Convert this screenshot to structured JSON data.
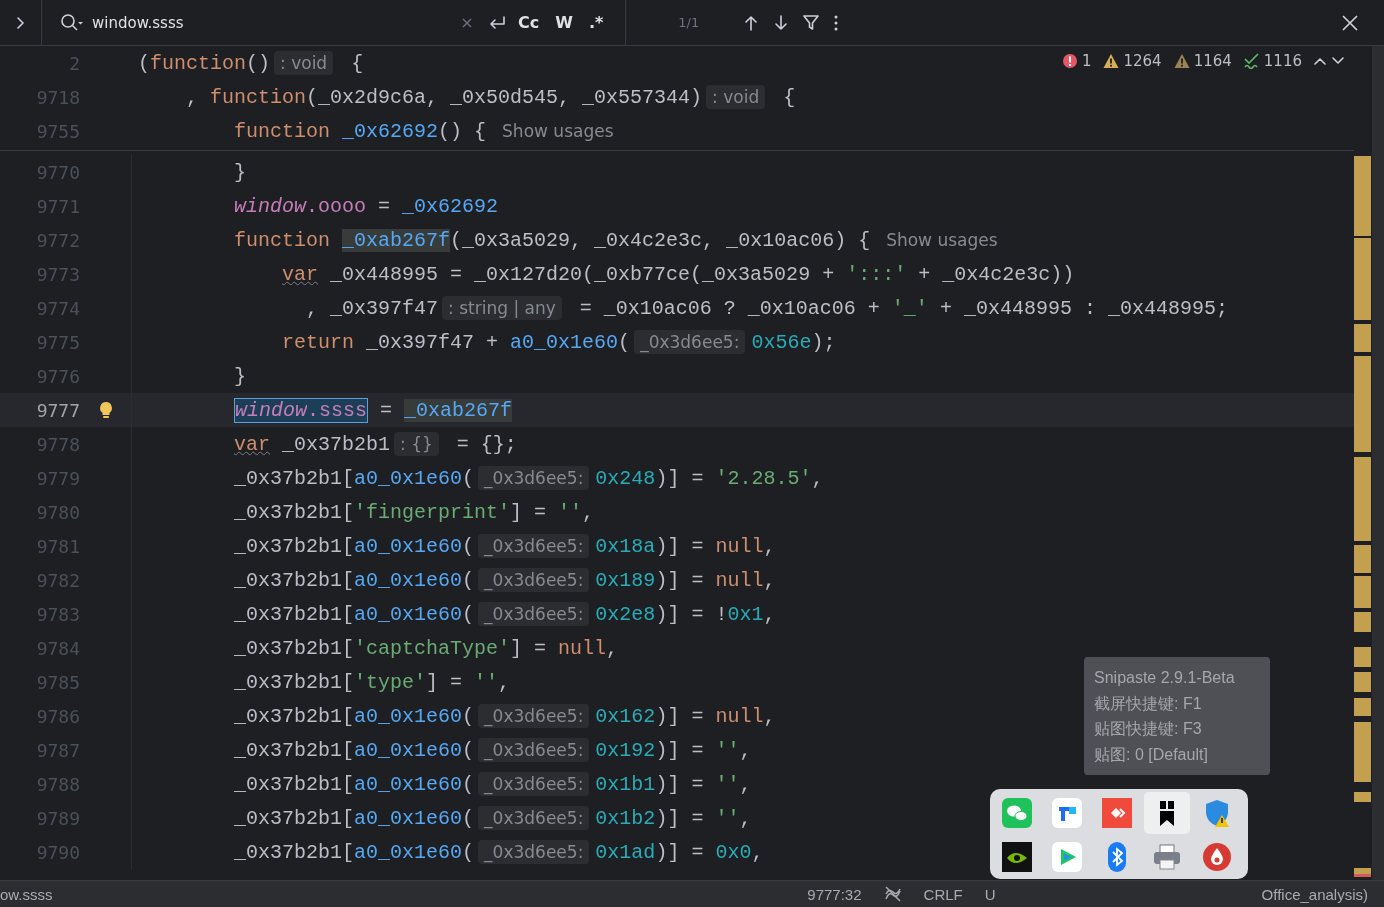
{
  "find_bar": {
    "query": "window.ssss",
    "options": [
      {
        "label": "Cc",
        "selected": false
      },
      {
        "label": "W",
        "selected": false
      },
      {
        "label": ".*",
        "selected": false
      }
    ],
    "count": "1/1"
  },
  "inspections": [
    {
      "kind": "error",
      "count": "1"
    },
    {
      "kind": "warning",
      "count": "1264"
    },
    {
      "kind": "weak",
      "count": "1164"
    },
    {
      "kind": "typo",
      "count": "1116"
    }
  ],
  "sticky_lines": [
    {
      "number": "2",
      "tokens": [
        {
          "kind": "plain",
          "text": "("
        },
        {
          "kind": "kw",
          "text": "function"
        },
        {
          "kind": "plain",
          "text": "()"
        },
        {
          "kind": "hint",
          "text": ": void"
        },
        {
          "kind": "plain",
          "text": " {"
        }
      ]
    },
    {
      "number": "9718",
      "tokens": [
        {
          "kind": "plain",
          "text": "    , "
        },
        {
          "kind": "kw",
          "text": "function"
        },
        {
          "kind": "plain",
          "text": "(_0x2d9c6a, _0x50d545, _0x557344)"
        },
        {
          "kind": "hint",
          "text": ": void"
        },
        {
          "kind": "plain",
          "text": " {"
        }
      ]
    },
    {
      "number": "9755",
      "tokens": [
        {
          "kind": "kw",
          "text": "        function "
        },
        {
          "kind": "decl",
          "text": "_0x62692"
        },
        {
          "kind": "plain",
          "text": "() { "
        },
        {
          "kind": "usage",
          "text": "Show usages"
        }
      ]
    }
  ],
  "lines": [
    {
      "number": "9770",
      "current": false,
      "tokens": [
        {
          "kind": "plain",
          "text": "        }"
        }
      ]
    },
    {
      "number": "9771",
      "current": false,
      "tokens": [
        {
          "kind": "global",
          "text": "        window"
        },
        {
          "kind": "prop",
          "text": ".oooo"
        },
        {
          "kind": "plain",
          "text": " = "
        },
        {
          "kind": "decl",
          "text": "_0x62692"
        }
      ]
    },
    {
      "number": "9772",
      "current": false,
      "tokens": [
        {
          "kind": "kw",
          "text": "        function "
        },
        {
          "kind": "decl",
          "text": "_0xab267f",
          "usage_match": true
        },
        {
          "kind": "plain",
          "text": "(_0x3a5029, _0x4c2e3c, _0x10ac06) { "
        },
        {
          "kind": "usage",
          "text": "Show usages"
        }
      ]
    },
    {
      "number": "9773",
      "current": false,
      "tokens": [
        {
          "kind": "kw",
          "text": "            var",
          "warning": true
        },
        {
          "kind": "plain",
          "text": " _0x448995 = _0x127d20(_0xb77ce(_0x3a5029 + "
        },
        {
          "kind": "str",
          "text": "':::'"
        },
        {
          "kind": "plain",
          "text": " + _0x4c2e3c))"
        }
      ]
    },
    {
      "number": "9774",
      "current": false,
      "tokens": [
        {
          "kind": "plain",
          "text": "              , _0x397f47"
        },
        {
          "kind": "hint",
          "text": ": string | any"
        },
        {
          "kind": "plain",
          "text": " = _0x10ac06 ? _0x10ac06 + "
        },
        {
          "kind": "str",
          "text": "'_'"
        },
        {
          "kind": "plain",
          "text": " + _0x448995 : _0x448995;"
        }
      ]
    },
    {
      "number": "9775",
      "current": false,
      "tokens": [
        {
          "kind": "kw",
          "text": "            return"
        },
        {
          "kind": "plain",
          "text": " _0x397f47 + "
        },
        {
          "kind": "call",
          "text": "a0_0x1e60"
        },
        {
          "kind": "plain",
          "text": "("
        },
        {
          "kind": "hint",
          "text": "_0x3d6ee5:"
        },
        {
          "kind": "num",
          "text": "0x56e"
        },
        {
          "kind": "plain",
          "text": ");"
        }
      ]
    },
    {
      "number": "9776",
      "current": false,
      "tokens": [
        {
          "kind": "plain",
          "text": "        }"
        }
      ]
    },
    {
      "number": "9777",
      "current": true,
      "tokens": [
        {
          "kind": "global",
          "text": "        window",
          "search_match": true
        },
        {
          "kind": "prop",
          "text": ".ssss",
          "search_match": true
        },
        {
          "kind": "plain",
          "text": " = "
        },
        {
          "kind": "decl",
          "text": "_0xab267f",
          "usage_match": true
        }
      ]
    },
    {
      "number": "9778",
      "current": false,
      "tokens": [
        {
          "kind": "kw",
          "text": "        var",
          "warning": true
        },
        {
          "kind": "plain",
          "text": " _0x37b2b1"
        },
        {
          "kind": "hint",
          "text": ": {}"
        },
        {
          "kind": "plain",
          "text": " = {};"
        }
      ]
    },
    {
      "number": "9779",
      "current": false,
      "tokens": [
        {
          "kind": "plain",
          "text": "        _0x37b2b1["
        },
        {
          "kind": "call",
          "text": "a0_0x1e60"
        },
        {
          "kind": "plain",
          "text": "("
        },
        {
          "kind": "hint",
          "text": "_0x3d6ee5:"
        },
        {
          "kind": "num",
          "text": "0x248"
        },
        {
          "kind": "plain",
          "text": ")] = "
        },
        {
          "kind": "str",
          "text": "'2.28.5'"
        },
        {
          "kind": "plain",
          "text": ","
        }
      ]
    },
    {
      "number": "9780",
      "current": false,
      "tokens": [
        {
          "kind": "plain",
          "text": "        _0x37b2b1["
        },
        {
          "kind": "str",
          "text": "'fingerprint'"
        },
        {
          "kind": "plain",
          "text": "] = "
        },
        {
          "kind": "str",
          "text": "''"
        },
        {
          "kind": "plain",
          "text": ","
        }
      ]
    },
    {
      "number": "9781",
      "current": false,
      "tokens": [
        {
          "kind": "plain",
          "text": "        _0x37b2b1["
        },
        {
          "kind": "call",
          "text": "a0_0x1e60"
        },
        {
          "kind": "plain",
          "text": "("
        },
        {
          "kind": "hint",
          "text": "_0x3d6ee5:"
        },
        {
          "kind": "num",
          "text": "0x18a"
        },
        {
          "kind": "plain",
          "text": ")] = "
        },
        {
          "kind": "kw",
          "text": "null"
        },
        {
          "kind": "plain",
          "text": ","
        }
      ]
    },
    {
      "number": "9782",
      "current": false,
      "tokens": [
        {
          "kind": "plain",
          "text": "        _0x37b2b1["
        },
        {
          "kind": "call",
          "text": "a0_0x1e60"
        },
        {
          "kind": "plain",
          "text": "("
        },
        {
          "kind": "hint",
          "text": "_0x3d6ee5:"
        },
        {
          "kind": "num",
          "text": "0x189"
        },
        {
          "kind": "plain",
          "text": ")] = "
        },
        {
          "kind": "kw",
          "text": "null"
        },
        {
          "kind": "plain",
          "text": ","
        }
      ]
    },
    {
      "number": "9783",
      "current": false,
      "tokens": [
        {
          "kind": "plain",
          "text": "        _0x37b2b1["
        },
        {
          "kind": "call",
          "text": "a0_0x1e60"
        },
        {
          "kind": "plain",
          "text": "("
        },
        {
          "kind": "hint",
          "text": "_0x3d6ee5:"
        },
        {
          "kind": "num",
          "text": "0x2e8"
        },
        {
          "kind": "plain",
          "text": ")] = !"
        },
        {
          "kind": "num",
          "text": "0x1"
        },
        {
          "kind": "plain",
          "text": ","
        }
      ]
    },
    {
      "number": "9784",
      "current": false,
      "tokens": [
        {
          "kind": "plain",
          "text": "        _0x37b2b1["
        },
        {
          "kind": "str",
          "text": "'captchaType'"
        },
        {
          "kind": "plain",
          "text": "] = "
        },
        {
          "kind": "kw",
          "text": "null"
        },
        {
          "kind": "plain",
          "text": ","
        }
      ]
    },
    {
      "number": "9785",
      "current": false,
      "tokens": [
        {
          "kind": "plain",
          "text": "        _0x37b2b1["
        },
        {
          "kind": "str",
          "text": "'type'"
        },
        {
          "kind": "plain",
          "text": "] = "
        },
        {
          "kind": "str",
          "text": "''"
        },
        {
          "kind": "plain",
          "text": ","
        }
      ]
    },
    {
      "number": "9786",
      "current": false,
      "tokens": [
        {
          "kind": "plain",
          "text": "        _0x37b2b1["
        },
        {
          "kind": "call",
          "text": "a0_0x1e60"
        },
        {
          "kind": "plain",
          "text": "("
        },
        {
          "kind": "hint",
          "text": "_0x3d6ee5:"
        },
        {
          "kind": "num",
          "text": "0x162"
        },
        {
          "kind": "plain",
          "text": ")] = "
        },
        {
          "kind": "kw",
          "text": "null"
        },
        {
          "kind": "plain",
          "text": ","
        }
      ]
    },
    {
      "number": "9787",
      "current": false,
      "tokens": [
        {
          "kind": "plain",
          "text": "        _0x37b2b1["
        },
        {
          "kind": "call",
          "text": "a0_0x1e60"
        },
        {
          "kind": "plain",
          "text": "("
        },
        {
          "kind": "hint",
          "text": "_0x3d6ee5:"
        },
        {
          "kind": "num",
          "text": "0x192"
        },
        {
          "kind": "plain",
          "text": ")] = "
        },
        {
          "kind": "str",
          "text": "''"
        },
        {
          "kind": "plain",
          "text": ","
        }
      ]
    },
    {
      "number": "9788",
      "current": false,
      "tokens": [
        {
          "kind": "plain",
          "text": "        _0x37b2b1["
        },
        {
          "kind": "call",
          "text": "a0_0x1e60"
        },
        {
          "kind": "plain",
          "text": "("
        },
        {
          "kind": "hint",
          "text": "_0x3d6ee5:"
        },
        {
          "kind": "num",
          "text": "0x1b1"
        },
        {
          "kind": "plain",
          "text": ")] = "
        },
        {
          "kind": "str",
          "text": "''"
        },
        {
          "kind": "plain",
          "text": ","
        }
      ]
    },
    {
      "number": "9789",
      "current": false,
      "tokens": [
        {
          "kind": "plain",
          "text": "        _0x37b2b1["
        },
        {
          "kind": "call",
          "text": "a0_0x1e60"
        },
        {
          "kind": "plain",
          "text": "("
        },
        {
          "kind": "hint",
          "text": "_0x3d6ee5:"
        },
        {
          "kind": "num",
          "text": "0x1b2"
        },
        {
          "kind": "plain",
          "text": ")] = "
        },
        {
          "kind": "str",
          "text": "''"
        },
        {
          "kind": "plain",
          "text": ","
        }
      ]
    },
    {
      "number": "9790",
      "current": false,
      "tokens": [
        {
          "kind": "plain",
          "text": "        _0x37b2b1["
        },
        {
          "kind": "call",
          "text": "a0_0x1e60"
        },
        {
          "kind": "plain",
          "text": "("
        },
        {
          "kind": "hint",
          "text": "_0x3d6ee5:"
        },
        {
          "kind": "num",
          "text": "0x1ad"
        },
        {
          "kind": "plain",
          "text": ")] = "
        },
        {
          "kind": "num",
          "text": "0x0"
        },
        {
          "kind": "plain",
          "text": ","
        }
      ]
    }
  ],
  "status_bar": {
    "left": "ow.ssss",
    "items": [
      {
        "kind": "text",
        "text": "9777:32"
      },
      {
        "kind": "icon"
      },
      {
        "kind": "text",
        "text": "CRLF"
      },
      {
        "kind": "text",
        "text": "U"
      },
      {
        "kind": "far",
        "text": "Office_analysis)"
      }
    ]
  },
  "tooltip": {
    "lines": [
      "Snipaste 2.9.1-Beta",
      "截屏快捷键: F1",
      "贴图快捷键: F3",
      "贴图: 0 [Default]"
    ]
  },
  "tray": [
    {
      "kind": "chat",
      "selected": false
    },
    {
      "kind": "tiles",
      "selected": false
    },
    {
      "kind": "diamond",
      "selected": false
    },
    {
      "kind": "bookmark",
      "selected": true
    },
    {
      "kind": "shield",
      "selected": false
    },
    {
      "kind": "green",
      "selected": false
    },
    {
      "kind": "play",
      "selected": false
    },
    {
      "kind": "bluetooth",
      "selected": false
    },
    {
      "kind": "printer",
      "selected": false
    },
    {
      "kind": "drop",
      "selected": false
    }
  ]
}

━━━

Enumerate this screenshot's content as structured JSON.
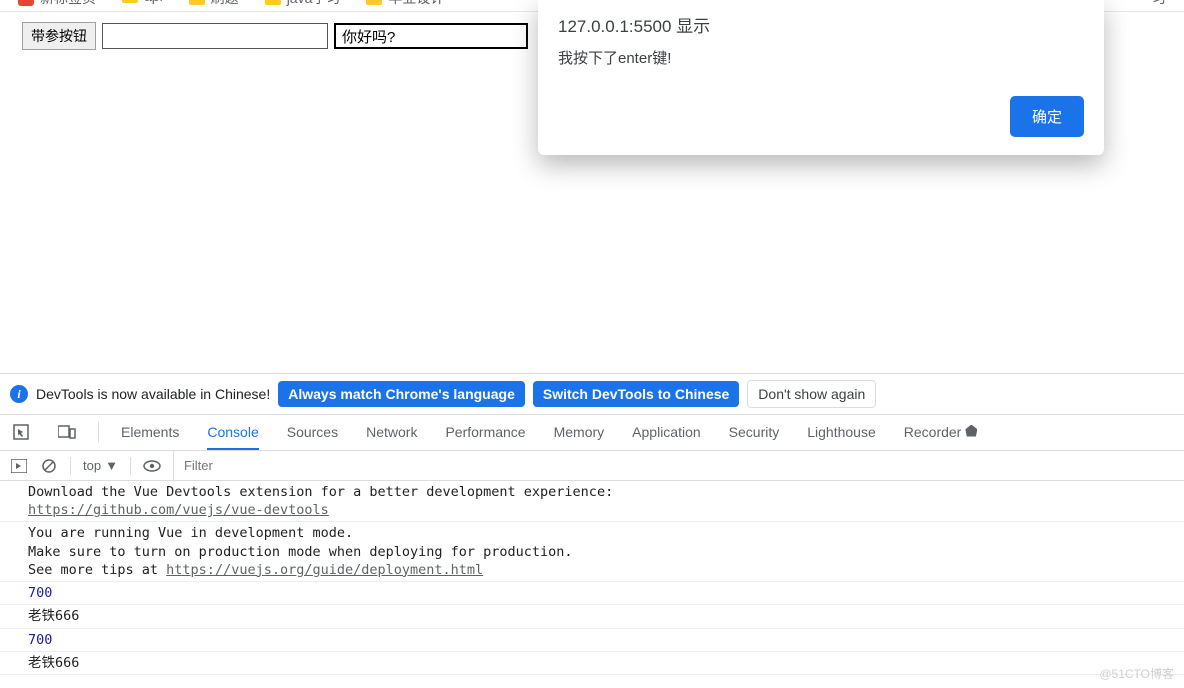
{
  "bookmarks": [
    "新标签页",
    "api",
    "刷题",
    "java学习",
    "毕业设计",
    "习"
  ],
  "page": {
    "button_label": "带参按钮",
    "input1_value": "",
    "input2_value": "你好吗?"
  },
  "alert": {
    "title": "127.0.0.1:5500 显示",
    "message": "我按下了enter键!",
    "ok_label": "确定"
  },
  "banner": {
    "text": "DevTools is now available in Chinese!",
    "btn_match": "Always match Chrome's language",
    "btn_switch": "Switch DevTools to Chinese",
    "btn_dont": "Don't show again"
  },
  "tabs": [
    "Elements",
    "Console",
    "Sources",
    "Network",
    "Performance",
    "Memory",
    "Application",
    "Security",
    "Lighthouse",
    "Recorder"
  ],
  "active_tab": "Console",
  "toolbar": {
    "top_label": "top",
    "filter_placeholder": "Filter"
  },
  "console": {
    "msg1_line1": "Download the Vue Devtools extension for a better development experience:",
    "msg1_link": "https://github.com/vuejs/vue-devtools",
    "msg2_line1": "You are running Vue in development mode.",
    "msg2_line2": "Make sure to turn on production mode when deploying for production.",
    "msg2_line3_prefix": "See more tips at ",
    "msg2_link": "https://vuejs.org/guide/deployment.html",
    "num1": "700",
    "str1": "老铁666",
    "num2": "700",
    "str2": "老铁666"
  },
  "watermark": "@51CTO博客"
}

━━━

## Objective
Locate the word "this" in the records and collect each line it appears in.

## Output
Convert this screenshot to structured JSON data.
Enumerate this screenshot's content as structured JSON.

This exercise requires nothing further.